## [REQUIREMENTS]
The records follow. Transcribe only the lines from the line containing "Extract all readable text from this page." through the end, both ends included, and leave out the pictures.

Saved entries:
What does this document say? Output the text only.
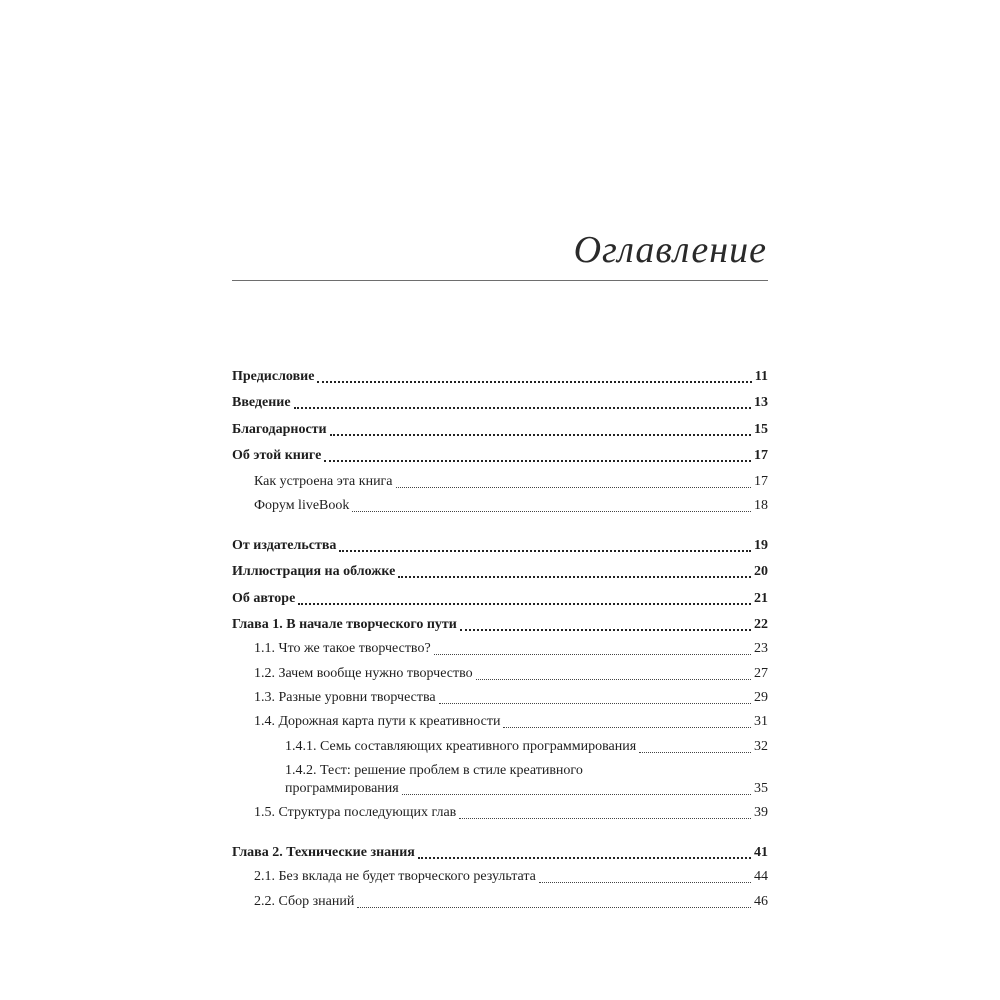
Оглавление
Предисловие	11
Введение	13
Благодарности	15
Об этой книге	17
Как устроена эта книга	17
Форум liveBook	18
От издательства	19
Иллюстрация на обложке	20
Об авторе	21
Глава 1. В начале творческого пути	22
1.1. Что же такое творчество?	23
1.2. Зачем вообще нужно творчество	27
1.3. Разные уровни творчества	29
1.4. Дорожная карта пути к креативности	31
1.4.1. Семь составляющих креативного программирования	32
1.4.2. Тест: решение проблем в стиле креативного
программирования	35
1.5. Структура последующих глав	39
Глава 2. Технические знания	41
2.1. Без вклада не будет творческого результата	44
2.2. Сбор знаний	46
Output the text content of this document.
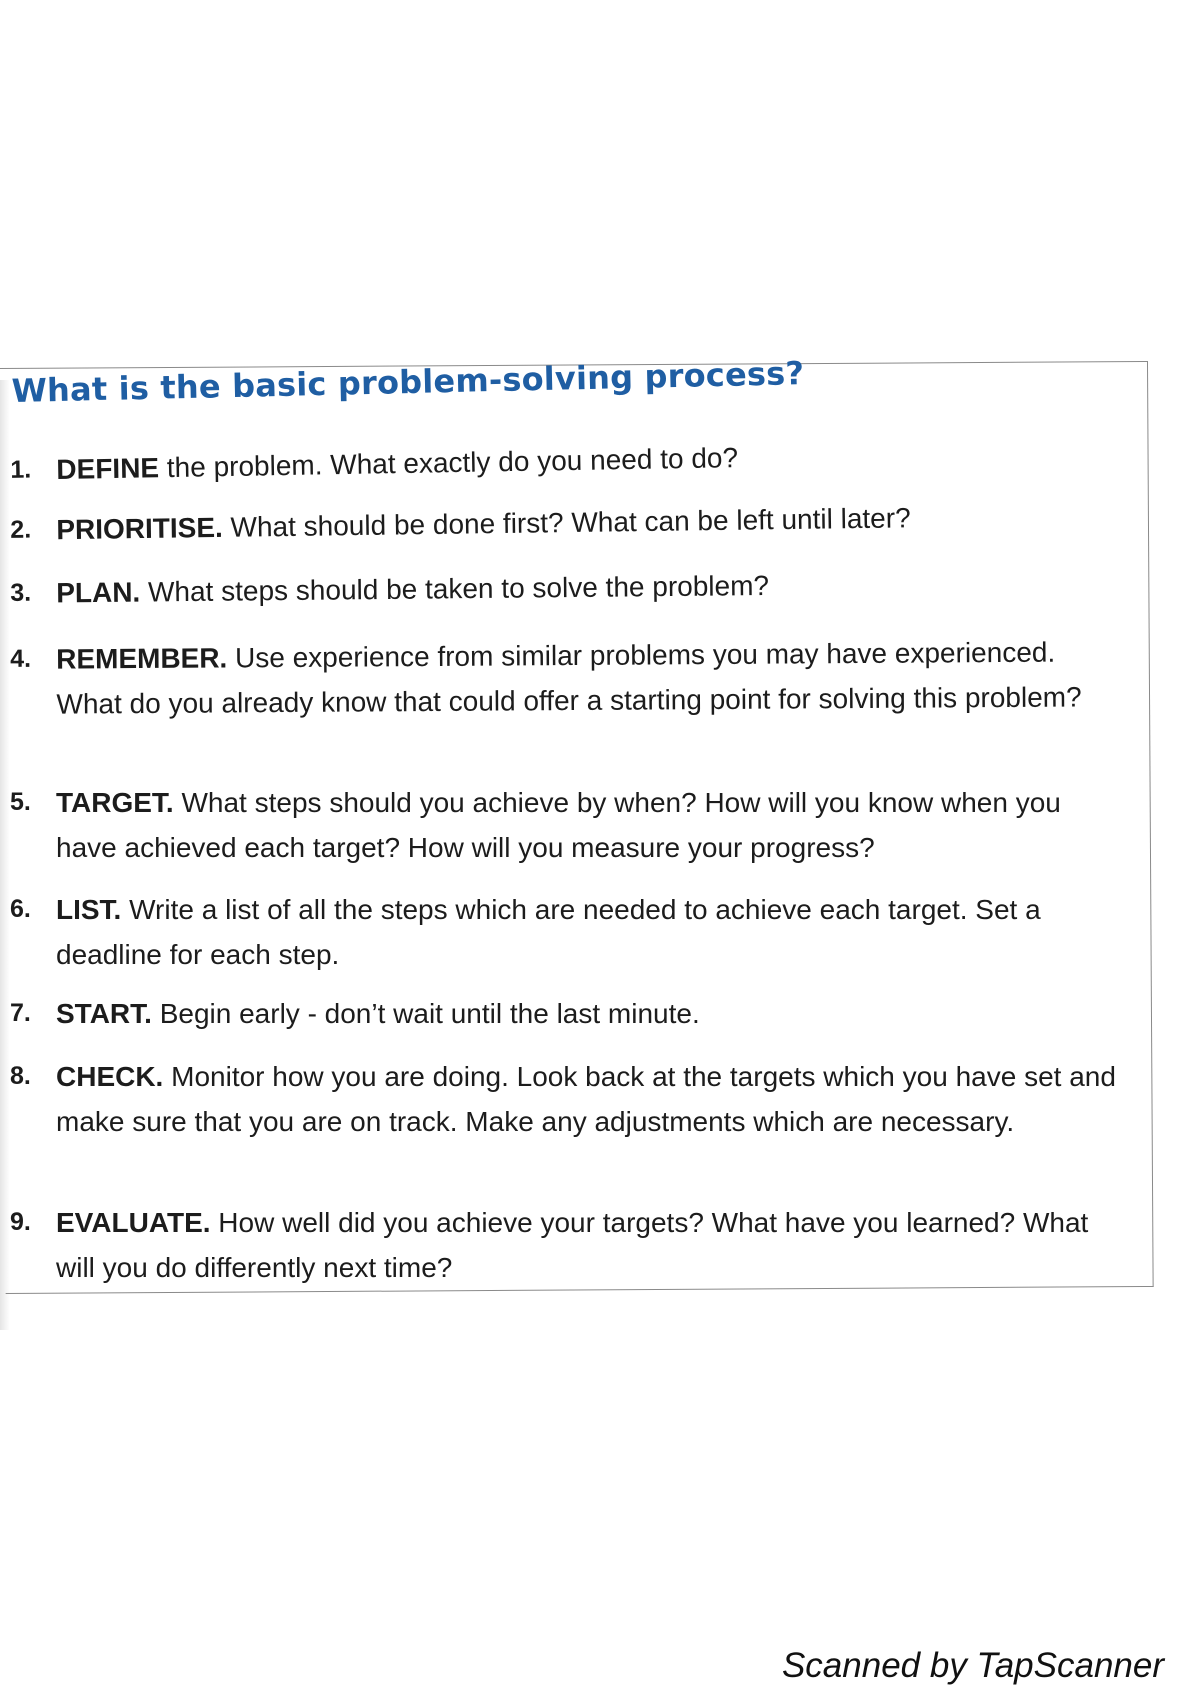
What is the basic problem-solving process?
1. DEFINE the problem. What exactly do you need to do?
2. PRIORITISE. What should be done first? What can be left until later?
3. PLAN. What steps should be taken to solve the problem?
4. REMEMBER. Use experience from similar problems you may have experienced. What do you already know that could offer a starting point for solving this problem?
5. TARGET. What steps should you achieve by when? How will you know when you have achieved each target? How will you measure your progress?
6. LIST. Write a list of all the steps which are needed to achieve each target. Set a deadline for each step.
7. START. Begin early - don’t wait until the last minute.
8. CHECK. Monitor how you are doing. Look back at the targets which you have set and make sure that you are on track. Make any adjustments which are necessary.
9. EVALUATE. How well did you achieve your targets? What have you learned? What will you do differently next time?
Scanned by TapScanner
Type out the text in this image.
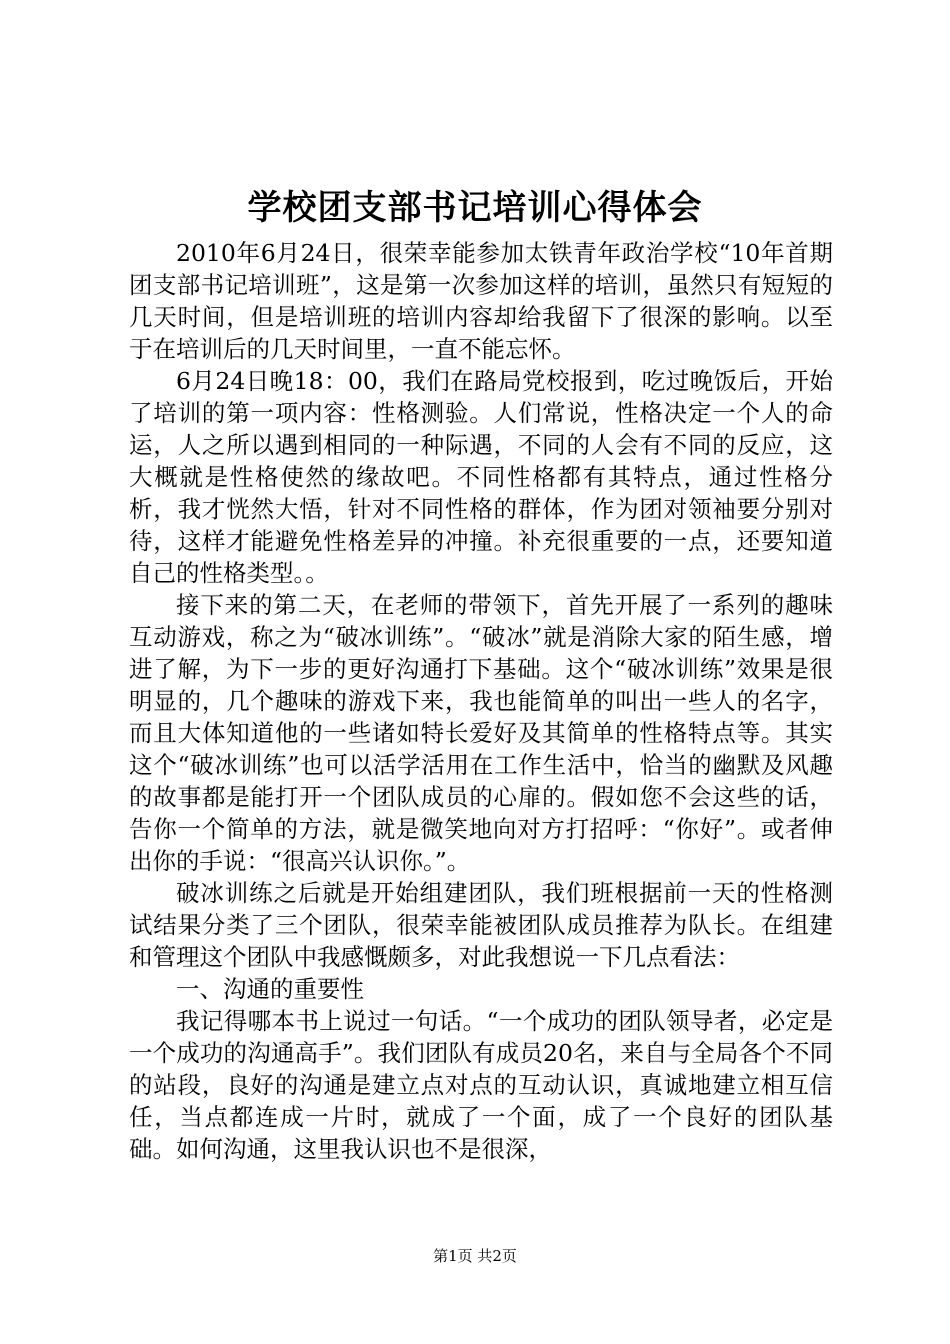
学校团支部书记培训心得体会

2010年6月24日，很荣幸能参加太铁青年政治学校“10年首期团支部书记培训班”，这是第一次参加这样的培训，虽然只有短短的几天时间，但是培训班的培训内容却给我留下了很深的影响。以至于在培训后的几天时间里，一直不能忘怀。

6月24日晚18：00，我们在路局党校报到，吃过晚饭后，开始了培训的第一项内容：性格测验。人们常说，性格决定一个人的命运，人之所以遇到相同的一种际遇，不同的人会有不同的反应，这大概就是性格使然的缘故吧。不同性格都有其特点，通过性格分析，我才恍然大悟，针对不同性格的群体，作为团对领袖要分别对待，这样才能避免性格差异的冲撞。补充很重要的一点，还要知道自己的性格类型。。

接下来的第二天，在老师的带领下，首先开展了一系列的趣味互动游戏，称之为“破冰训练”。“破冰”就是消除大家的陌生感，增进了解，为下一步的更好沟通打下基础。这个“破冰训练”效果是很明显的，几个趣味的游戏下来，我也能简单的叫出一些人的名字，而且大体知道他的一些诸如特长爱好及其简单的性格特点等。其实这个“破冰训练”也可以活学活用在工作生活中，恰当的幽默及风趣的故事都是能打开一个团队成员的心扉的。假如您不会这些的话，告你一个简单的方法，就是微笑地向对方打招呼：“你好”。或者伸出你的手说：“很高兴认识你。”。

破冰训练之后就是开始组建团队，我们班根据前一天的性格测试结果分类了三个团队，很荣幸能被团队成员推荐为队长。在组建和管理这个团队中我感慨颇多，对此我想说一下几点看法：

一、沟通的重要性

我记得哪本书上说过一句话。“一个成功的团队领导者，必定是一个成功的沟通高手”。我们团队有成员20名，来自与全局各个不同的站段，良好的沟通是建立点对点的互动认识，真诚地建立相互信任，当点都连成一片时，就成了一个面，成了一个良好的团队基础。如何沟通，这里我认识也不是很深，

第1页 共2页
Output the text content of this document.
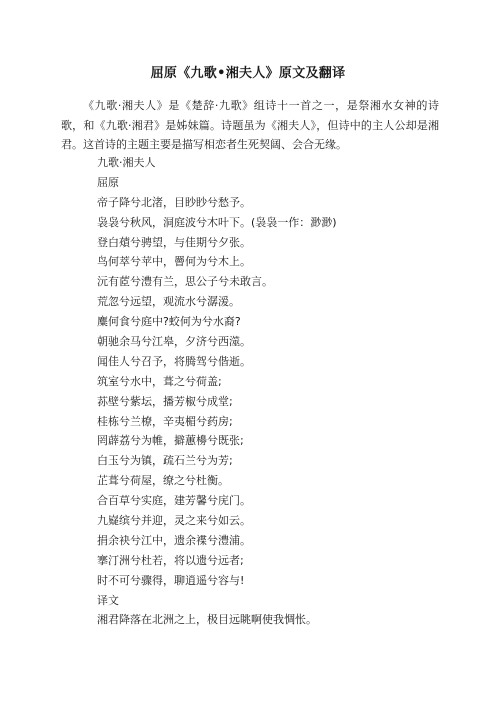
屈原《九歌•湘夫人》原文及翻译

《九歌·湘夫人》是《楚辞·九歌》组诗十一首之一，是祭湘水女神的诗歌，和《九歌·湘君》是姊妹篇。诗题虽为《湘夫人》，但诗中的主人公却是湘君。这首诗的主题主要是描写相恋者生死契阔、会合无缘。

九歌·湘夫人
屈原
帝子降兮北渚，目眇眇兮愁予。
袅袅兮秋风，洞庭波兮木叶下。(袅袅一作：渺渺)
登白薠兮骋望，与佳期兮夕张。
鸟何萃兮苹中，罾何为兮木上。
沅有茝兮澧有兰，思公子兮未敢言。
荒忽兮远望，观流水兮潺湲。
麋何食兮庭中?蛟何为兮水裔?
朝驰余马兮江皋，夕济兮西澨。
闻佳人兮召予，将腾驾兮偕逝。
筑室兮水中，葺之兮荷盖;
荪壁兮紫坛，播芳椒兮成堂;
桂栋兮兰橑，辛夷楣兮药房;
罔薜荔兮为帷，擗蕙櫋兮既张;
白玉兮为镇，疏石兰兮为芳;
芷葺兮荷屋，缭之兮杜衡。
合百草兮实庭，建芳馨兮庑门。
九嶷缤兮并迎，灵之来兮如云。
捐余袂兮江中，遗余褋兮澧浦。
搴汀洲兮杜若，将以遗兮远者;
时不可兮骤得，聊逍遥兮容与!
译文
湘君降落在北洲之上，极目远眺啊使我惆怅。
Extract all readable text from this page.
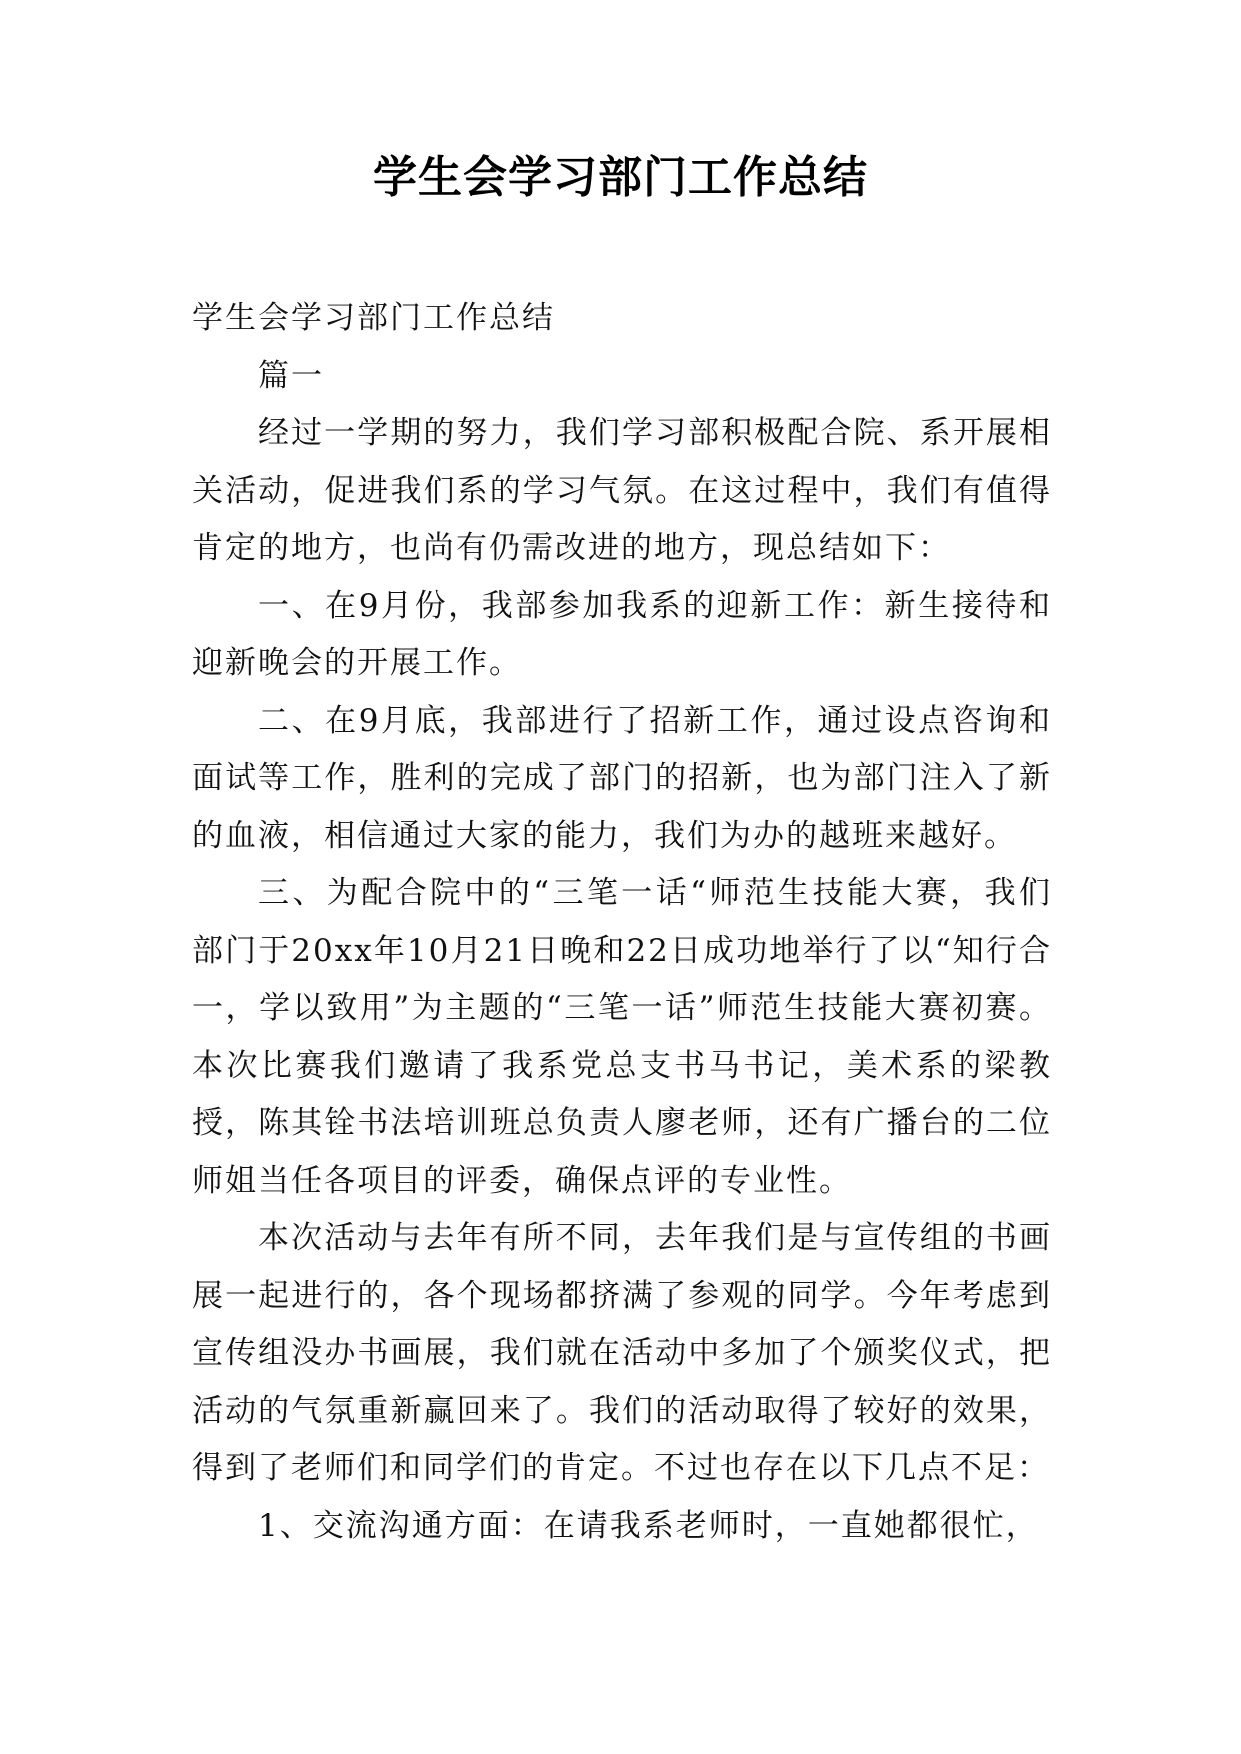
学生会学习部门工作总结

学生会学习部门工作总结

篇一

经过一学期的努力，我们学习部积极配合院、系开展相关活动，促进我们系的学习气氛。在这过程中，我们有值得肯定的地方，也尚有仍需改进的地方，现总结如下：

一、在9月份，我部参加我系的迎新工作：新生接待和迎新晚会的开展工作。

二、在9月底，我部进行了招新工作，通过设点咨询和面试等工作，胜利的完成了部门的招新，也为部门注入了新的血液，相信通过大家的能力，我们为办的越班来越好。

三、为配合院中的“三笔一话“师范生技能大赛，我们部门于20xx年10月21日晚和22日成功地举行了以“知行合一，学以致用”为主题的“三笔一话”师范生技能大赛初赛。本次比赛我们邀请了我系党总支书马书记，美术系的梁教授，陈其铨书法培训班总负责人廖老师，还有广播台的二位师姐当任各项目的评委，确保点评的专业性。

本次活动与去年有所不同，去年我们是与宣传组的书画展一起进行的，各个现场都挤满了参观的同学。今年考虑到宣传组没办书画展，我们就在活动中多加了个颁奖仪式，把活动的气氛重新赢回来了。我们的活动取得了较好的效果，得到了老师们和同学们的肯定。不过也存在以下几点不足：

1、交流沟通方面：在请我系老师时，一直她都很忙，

## [SOLVED PROBLEM]
Extract all readable text from this page.
学生会学习部门工作总结

学生会学习部门工作总结

篇一

经过一学期的努力，我们学习部积极配合院、系开展相关活动，促进我们系的学习气氛。在这过程中，我们有值得肯定的地方，也尚有仍需改进的地方，现总结如下：

一、在9月份，我部参加我系的迎新工作：新生接待和迎新晚会的开展工作。

二、在9月底，我部进行了招新工作，通过设点咨询和面试等工作，胜利的完成了部门的招新，也为部门注入了新的血液，相信通过大家的能力，我们为办的越班来越好。

三、为配合院中的“三笔一话“师范生技能大赛，我们部门于20xx年10月21日晚和22日成功地举行了以“知行合一，学以致用”为主题的“三笔一话”师范生技能大赛初赛。本次比赛我们邀请了我系党总支书马书记，美术系的梁教授，陈其铨书法培训班总负责人廖老师，还有广播台的二位师姐当任各项目的评委，确保点评的专业性。

本次活动与去年有所不同，去年我们是与宣传组的书画展一起进行的，各个现场都挤满了参观的同学。今年考虑到宣传组没办书画展，我们就在活动中多加了个颁奖仪式，把活动的气氛重新赢回来了。我们的活动取得了较好的效果，得到了老师们和同学们的肯定。不过也存在以下几点不足：

1、交流沟通方面：在请我系老师时，一直她都很忙，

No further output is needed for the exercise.